------ DATA PROVIDED ------

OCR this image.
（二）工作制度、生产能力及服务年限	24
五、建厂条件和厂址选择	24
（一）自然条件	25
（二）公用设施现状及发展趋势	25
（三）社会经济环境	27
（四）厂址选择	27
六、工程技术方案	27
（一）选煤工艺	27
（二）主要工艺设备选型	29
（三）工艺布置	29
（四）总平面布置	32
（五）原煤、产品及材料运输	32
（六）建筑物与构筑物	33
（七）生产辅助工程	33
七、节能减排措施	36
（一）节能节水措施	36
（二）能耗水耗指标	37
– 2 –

------

Each record must be repeated exactly as it is.

- OUTPUT OF THE EXERCISE
OCR this image.
（二）工作制度、生产能力及服务年限	24
五、建厂条件和厂址选择	24
（一）自然条件	25
（二）公用设施现状及发展趋势	25
（三）社会经济环境	27
（四）厂址选择	27
六、工程技术方案	27
（一）选煤工艺	27
（二）主要工艺设备选型	29
（三）工艺布置	29
（四）总平面布置	32
（五）原煤、产品及材料运输	32
（六）建筑物与构筑物	33
（七）生产辅助工程	33
七、节能减排措施	36
（一）节能节水措施	36
（二）能耗水耗指标	37
– 2 –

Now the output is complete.